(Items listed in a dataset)
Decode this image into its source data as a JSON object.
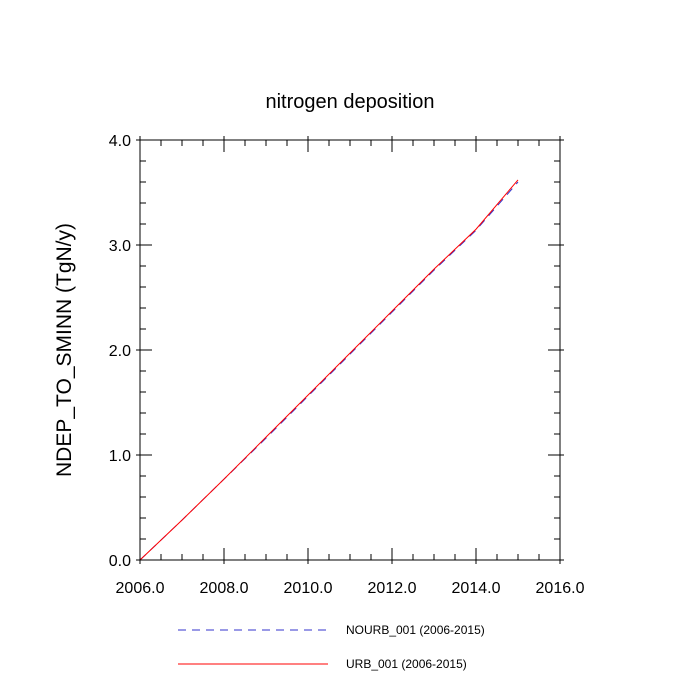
{
  "chart_data": {
    "type": "line",
    "title": "nitrogen deposition",
    "xlabel": "",
    "ylabel": "NDEP_TO_SMINN  (TgN/y)",
    "xlim": [
      2006.0,
      2016.0
    ],
    "ylim": [
      0.0,
      4.0
    ],
    "xticks": [
      2006.0,
      2008.0,
      2010.0,
      2012.0,
      2014.0,
      2016.0
    ],
    "xtick_labels": [
      "2006.0",
      "2008.0",
      "2010.0",
      "2012.0",
      "2014.0",
      "2016.0"
    ],
    "yticks": [
      0.0,
      1.0,
      2.0,
      3.0,
      4.0
    ],
    "ytick_labels": [
      "0.0",
      "1.0",
      "2.0",
      "3.0",
      "4.0"
    ],
    "grid": false,
    "legend_position": "bottom",
    "series": [
      {
        "name": "NOURB_001 (2006-2015)",
        "color": "#3333cc",
        "style": "dashed",
        "x": [
          2006,
          2007,
          2008,
          2009,
          2010,
          2011,
          2012,
          2013,
          2014,
          2015
        ],
        "y": [
          0.0,
          0.38,
          0.77,
          1.16,
          1.56,
          1.96,
          2.36,
          2.76,
          3.14,
          3.6
        ]
      },
      {
        "name": "URB_001 (2006-2015)",
        "color": "#ff0000",
        "style": "solid",
        "x": [
          2006,
          2007,
          2008,
          2009,
          2010,
          2011,
          2012,
          2013,
          2014,
          2015
        ],
        "y": [
          0.0,
          0.38,
          0.77,
          1.17,
          1.57,
          1.97,
          2.37,
          2.77,
          3.15,
          3.62
        ]
      }
    ]
  }
}
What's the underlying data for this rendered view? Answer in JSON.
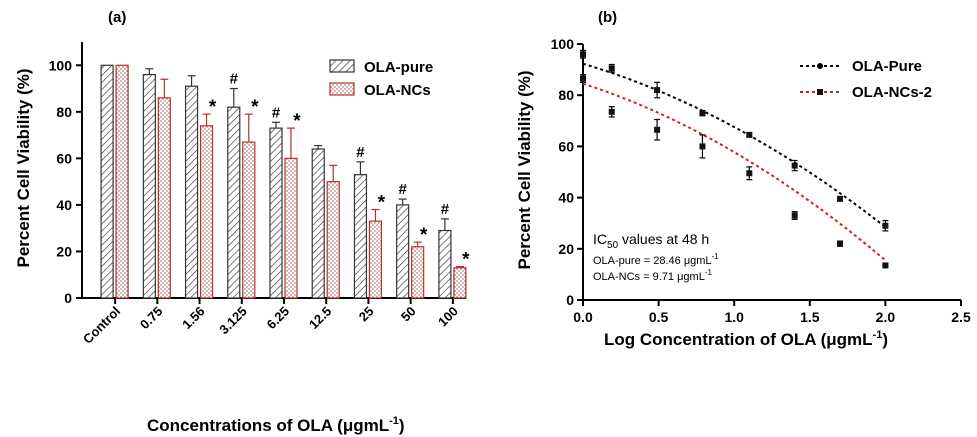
{
  "colors": {
    "pure": "#333333",
    "ncs": "#b3312a",
    "ncs_dash": "#d62020",
    "axis": "#000000"
  },
  "chart_data": [
    {
      "panel_label": "(a)",
      "type": "bar",
      "ylabel": "Percent Cell Viability (%)",
      "xlabel_line": "Concentrations of OLA (μgmL⁻¹)",
      "xlabel_parts": {
        "main": "Concentrations of OLA (",
        "mu": "μ",
        "unit": "gmL",
        "sup": "-1",
        "close": ")"
      },
      "ylim": [
        0,
        110
      ],
      "yticks": [
        "0",
        "20",
        "40",
        "60",
        "80",
        "100"
      ],
      "categories": [
        "Control",
        "0.75",
        "1.56",
        "3.125",
        "6.25",
        "12.5",
        "25",
        "50",
        "100"
      ],
      "legend_position": "top-right",
      "series": [
        {
          "name": "OLA-pure",
          "pattern": "hatch",
          "values": [
            100,
            96,
            91,
            82,
            73,
            64,
            53,
            40,
            29
          ],
          "errors": [
            0,
            2.5,
            4.5,
            8,
            2.5,
            1.5,
            5.5,
            2.5,
            5
          ],
          "markers": [
            "",
            "",
            "",
            "#",
            "#",
            "",
            "#",
            "#",
            "#"
          ]
        },
        {
          "name": "OLA-NCs",
          "pattern": "dots",
          "values": [
            100,
            86,
            74,
            67,
            60,
            50,
            33,
            22,
            13
          ],
          "errors": [
            0,
            8,
            5,
            12,
            13,
            7,
            5,
            2,
            0.5
          ],
          "markers": [
            "",
            "",
            "*",
            "*",
            "*",
            "",
            "*",
            "*",
            "*"
          ]
        }
      ]
    },
    {
      "panel_label": "(b)",
      "type": "line",
      "ylabel": "Percent Cell Viability (%)",
      "xlabel_parts": {
        "main": "Log Concentration of OLA (",
        "mu": "μ",
        "unit": "gmL",
        "sup": "-1",
        "close": ")"
      },
      "xlim": [
        0.0,
        2.5
      ],
      "ylim": [
        0,
        100
      ],
      "xticks": [
        "0.0",
        "0.5",
        "1.0",
        "1.5",
        "2.0",
        "2.5"
      ],
      "yticks": [
        "0",
        "20",
        "40",
        "60",
        "80",
        "100"
      ],
      "legend_position": "top-right",
      "annotation": {
        "title_main": "IC",
        "title_sub": "50",
        "title_rest": " values at 48 h",
        "line1_main": "OLA-pure = 28.46 ",
        "line2_main": "OLA-NCs = 9.71 ",
        "mu": "μ",
        "unit": "gmL",
        "sup": "-1"
      },
      "series": [
        {
          "name": "OLA-Pure",
          "points": [
            {
              "x": 0.0,
              "y": 96,
              "err": 1.5
            },
            {
              "x": 0.19,
              "y": 90.5,
              "err": 1.5
            },
            {
              "x": 0.49,
              "y": 82,
              "err": 3
            },
            {
              "x": 0.79,
              "y": 73,
              "err": 1
            },
            {
              "x": 1.1,
              "y": 64.5,
              "err": 0.8
            },
            {
              "x": 1.4,
              "y": 52.5,
              "err": 2
            },
            {
              "x": 1.7,
              "y": 39.5,
              "err": 0.8
            },
            {
              "x": 2.0,
              "y": 29,
              "err": 2
            }
          ],
          "fit": [
            92.3,
            28.5
          ]
        },
        {
          "name": "OLA-NCs-2",
          "points": [
            {
              "x": 0.0,
              "y": 86.5,
              "err": 1.5
            },
            {
              "x": 0.19,
              "y": 73.5,
              "err": 2
            },
            {
              "x": 0.49,
              "y": 66.5,
              "err": 4
            },
            {
              "x": 0.79,
              "y": 60,
              "err": 4.5
            },
            {
              "x": 1.1,
              "y": 49.5,
              "err": 2.5
            },
            {
              "x": 1.4,
              "y": 33,
              "err": 1.5
            },
            {
              "x": 1.7,
              "y": 22,
              "err": 1
            },
            {
              "x": 2.0,
              "y": 13.5,
              "err": 0.5
            }
          ],
          "fit": [
            84.5,
            15.5
          ]
        }
      ]
    }
  ]
}
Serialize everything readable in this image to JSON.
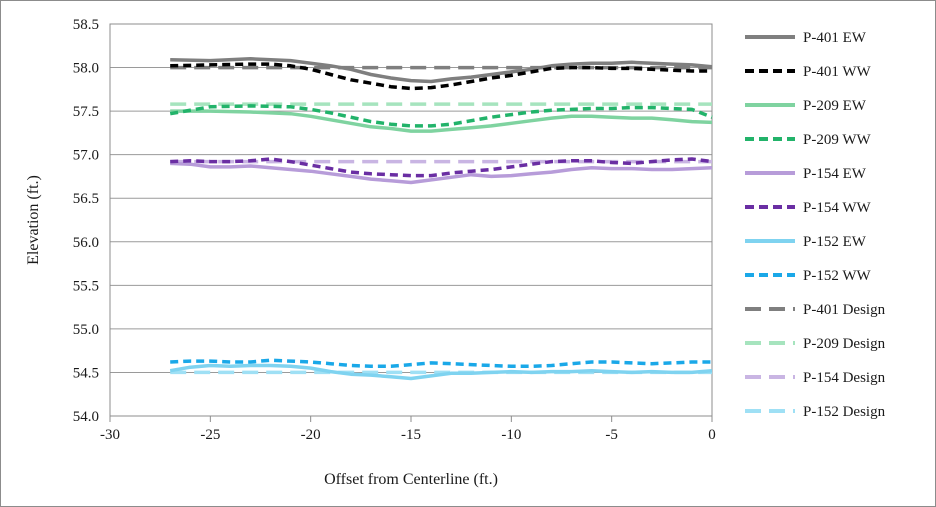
{
  "chart_data": {
    "type": "line",
    "xlabel": "Offset from Centerline (ft.)",
    "ylabel": "Elevation (ft.)",
    "xlim": [
      -30,
      0
    ],
    "ylim": [
      54.0,
      58.5
    ],
    "xticks": [
      -30,
      -25,
      -20,
      -15,
      -10,
      -5,
      0
    ],
    "xtick_labels": [
      "-30",
      "-25",
      "-20",
      "-15",
      "-10",
      "-5",
      "0"
    ],
    "yticks": [
      54.0,
      54.5,
      55.0,
      55.5,
      56.0,
      56.5,
      57.0,
      57.5,
      58.0,
      58.5
    ],
    "ytick_labels": [
      "54.0",
      "54.5",
      "55.0",
      "55.5",
      "56.0",
      "56.5",
      "57.0",
      "57.5",
      "58.0",
      "58.5"
    ],
    "grid": "horizontal",
    "legend_position": "right",
    "series": [
      {
        "name": "P-401 EW",
        "color": "#7f7f7f",
        "style": "solid",
        "x": [
          -27,
          -25,
          -23,
          -21,
          -19,
          -18,
          -17,
          -16,
          -15,
          -14,
          -13,
          -12,
          -11,
          -10,
          -9,
          -8,
          -7,
          -6,
          -5,
          -4,
          -3,
          -2,
          -1,
          0
        ],
        "y": [
          58.09,
          58.08,
          58.1,
          58.08,
          58.02,
          57.98,
          57.92,
          57.88,
          57.85,
          57.84,
          57.87,
          57.89,
          57.92,
          57.95,
          57.98,
          58.02,
          58.04,
          58.05,
          58.05,
          58.06,
          58.05,
          58.04,
          58.03,
          58.01
        ]
      },
      {
        "name": "P-401 WW",
        "color": "#000000",
        "style": "dash",
        "x": [
          -27,
          -25,
          -23,
          -22,
          -21,
          -20,
          -19,
          -18,
          -17,
          -16,
          -15,
          -14,
          -13,
          -12,
          -11,
          -10,
          -9,
          -8,
          -7,
          -6,
          -5,
          -4,
          -3,
          -2,
          -1,
          0
        ],
        "y": [
          58.02,
          58.03,
          58.04,
          58.04,
          58.02,
          57.98,
          57.92,
          57.86,
          57.82,
          57.78,
          57.76,
          57.77,
          57.8,
          57.84,
          57.88,
          57.91,
          57.95,
          57.99,
          58.0,
          58.0,
          57.99,
          57.99,
          57.98,
          57.97,
          57.96,
          57.96
        ]
      },
      {
        "name": "P-209 EW",
        "color": "#7fd3a0",
        "style": "solid",
        "x": [
          -27,
          -25,
          -23,
          -21,
          -20,
          -19,
          -18,
          -17,
          -16,
          -15,
          -14,
          -13,
          -12,
          -11,
          -10,
          -9,
          -8,
          -7,
          -6,
          -5,
          -4,
          -3,
          -2,
          -1,
          0
        ],
        "y": [
          57.5,
          57.5,
          57.49,
          57.47,
          57.44,
          57.4,
          57.36,
          57.32,
          57.3,
          57.27,
          57.27,
          57.29,
          57.31,
          57.33,
          57.36,
          57.39,
          57.42,
          57.44,
          57.44,
          57.43,
          57.42,
          57.42,
          57.4,
          57.38,
          57.37
        ]
      },
      {
        "name": "P-209 WW",
        "color": "#22b36a",
        "style": "dash",
        "x": [
          -27,
          -25,
          -23,
          -21,
          -20,
          -19,
          -18,
          -17,
          -16,
          -15,
          -14,
          -13,
          -12,
          -11,
          -10,
          -9,
          -8,
          -7,
          -6,
          -5,
          -4,
          -3,
          -2,
          -1,
          0
        ],
        "y": [
          57.47,
          57.55,
          57.56,
          57.55,
          57.52,
          57.48,
          57.43,
          57.38,
          57.35,
          57.33,
          57.33,
          57.35,
          57.39,
          57.43,
          57.46,
          57.49,
          57.51,
          57.52,
          57.53,
          57.53,
          57.54,
          57.54,
          57.53,
          57.52,
          57.43
        ]
      },
      {
        "name": "P-154 EW",
        "color": "#b79cd9",
        "style": "solid",
        "x": [
          -27,
          -26,
          -25,
          -24,
          -23,
          -22,
          -21,
          -20,
          -19,
          -18,
          -17,
          -16,
          -15,
          -14,
          -13,
          -12,
          -11,
          -10,
          -9,
          -8,
          -7,
          -6,
          -5,
          -4,
          -3,
          -2,
          -1,
          0
        ],
        "y": [
          56.9,
          56.89,
          56.86,
          56.86,
          56.87,
          56.85,
          56.83,
          56.81,
          56.78,
          56.75,
          56.72,
          56.7,
          56.68,
          56.71,
          56.74,
          56.77,
          56.75,
          56.76,
          56.78,
          56.8,
          56.83,
          56.85,
          56.84,
          56.84,
          56.83,
          56.83,
          56.84,
          56.85
        ]
      },
      {
        "name": "P-154 WW",
        "color": "#6a2ea3",
        "style": "dash",
        "x": [
          -27,
          -26,
          -25,
          -24,
          -23,
          -22,
          -21,
          -20,
          -19,
          -18,
          -17,
          -16,
          -15,
          -14,
          -13,
          -12,
          -11,
          -10,
          -9,
          -8,
          -7,
          -6,
          -5,
          -4,
          -3,
          -2,
          -1,
          0
        ],
        "y": [
          56.92,
          56.93,
          56.92,
          56.92,
          56.93,
          56.95,
          56.92,
          56.88,
          56.84,
          56.8,
          56.78,
          56.77,
          56.76,
          56.76,
          56.79,
          56.81,
          56.83,
          56.86,
          56.89,
          56.92,
          56.93,
          56.93,
          56.91,
          56.9,
          56.92,
          56.94,
          56.95,
          56.92
        ]
      },
      {
        "name": "P-152 EW",
        "color": "#7fd3f0",
        "style": "solid",
        "x": [
          -27,
          -26,
          -25,
          -24,
          -23,
          -22,
          -21,
          -20,
          -19,
          -18,
          -17,
          -16,
          -15,
          -14,
          -13,
          -12,
          -11,
          -10,
          -9,
          -8,
          -7,
          -6,
          -5,
          -4,
          -3,
          -2,
          -1,
          0
        ],
        "y": [
          54.52,
          54.56,
          54.58,
          54.57,
          54.58,
          54.58,
          54.57,
          54.55,
          54.51,
          54.48,
          54.47,
          54.45,
          54.43,
          54.46,
          54.49,
          54.49,
          54.5,
          54.51,
          54.5,
          54.51,
          54.51,
          54.52,
          54.51,
          54.5,
          54.51,
          54.5,
          54.5,
          54.52
        ]
      },
      {
        "name": "P-152 WW",
        "color": "#1aa8e8",
        "style": "dash",
        "x": [
          -27,
          -26,
          -25,
          -24,
          -23,
          -22,
          -21,
          -20,
          -19,
          -18,
          -17,
          -16,
          -15,
          -14,
          -13,
          -12,
          -11,
          -10,
          -9,
          -8,
          -7,
          -6,
          -5,
          -4,
          -3,
          -2,
          -1,
          0
        ],
        "y": [
          54.62,
          54.63,
          54.63,
          54.62,
          54.62,
          54.64,
          54.63,
          54.62,
          54.6,
          54.58,
          54.57,
          54.57,
          54.59,
          54.61,
          54.6,
          54.59,
          54.58,
          54.57,
          54.57,
          54.58,
          54.6,
          54.62,
          54.62,
          54.61,
          54.6,
          54.61,
          54.62,
          54.62
        ]
      },
      {
        "name": "P-401 Design",
        "color": "#7f7f7f",
        "style": "longdash",
        "x": [
          -27,
          0
        ],
        "y": [
          58.0,
          58.0
        ]
      },
      {
        "name": "P-209 Design",
        "color": "#a6e4be",
        "style": "longdash",
        "x": [
          -27,
          0
        ],
        "y": [
          57.58,
          57.58
        ]
      },
      {
        "name": "P-154 Design",
        "color": "#c9b5e3",
        "style": "longdash",
        "x": [
          -27,
          0
        ],
        "y": [
          56.92,
          56.92
        ]
      },
      {
        "name": "P-152 Design",
        "color": "#9fe0f5",
        "style": "longdash",
        "x": [
          -27,
          0
        ],
        "y": [
          54.5,
          54.5
        ]
      }
    ]
  }
}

▶ [Job]: Of the lines in this listing, report how many contain the string "JSON", and give the number only.

▶ [Answer to the exercise]: 3